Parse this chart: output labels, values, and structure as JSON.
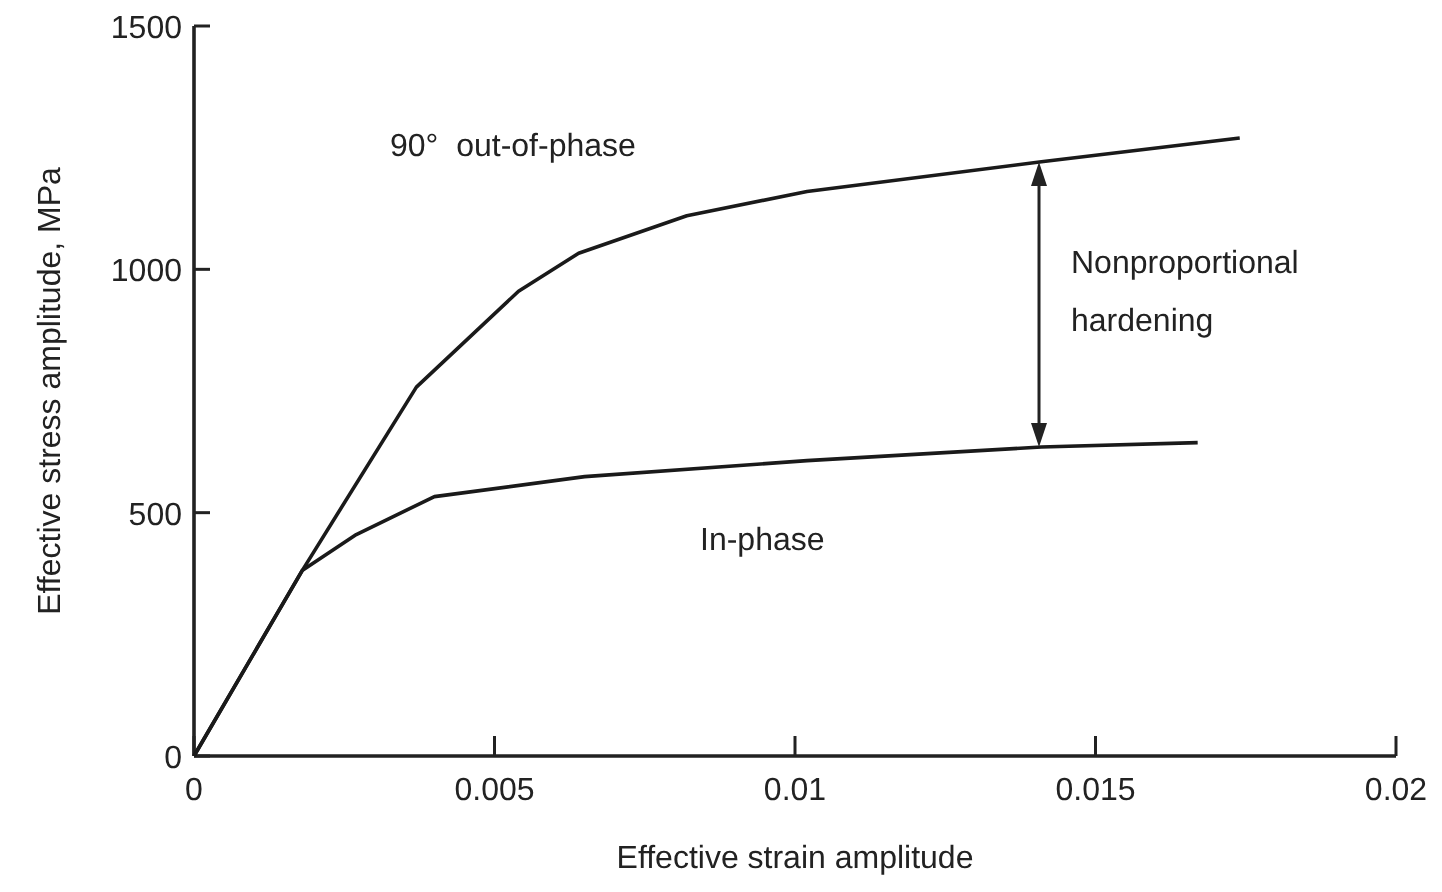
{
  "chart_data": {
    "type": "line",
    "xlabel": "Effective strain amplitude",
    "ylabel": "Effective stress amplitude, MPa",
    "xlim": [
      0,
      0.02
    ],
    "xticks": [
      0,
      0.005,
      0.01,
      0.015,
      0.02
    ],
    "ylim": [
      0,
      1500
    ],
    "yticks": [
      0,
      500,
      1000,
      1500
    ],
    "grid": false,
    "legend": false,
    "marker": "none",
    "line_style": "solid",
    "series": [
      {
        "name": "90°  out-of-phase",
        "color": "#1a1a1a",
        "x": [
          0,
          0.0018,
          0.0037,
          0.0054,
          0.0064,
          0.0082,
          0.0102,
          0.0141,
          0.0174
        ],
        "values": [
          0,
          381,
          758,
          955,
          1033,
          1110,
          1160,
          1221,
          1270
        ]
      },
      {
        "name": "In-phase",
        "color": "#1a1a1a",
        "x": [
          0,
          0.0018,
          0.0027,
          0.004,
          0.0065,
          0.0102,
          0.0141,
          0.0167
        ],
        "values": [
          0,
          381,
          455,
          533,
          574,
          607,
          635,
          644
        ]
      }
    ],
    "annotations": [
      "Nonproportional hardening"
    ]
  }
}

======

Your task: Without including any pictures, print all of the material exactly as given.

The response:
Parse this chart: output labels, values, and structure as JSON.
{
  "chart_data": {
    "type": "line",
    "xlabel": "Effective strain amplitude",
    "ylabel": "Effective stress amplitude, MPa",
    "xlim": [
      0,
      0.02
    ],
    "xticks": [
      0,
      0.005,
      0.01,
      0.015,
      0.02
    ],
    "ylim": [
      0,
      1500
    ],
    "yticks": [
      0,
      500,
      1000,
      1500
    ],
    "grid": false,
    "legend": false,
    "marker": "none",
    "line_style": "solid",
    "series": [
      {
        "name": "90°  out-of-phase",
        "color": "#1a1a1a",
        "x": [
          0,
          0.0018,
          0.0037,
          0.0054,
          0.0064,
          0.0082,
          0.0102,
          0.0141,
          0.0174
        ],
        "values": [
          0,
          381,
          758,
          955,
          1033,
          1110,
          1160,
          1221,
          1270
        ]
      },
      {
        "name": "In-phase",
        "color": "#1a1a1a",
        "x": [
          0,
          0.0018,
          0.0027,
          0.004,
          0.0065,
          0.0102,
          0.0141,
          0.0167
        ],
        "values": [
          0,
          381,
          455,
          533,
          574,
          607,
          635,
          644
        ]
      }
    ],
    "annotations": [
      "Nonproportional hardening"
    ]
  }
}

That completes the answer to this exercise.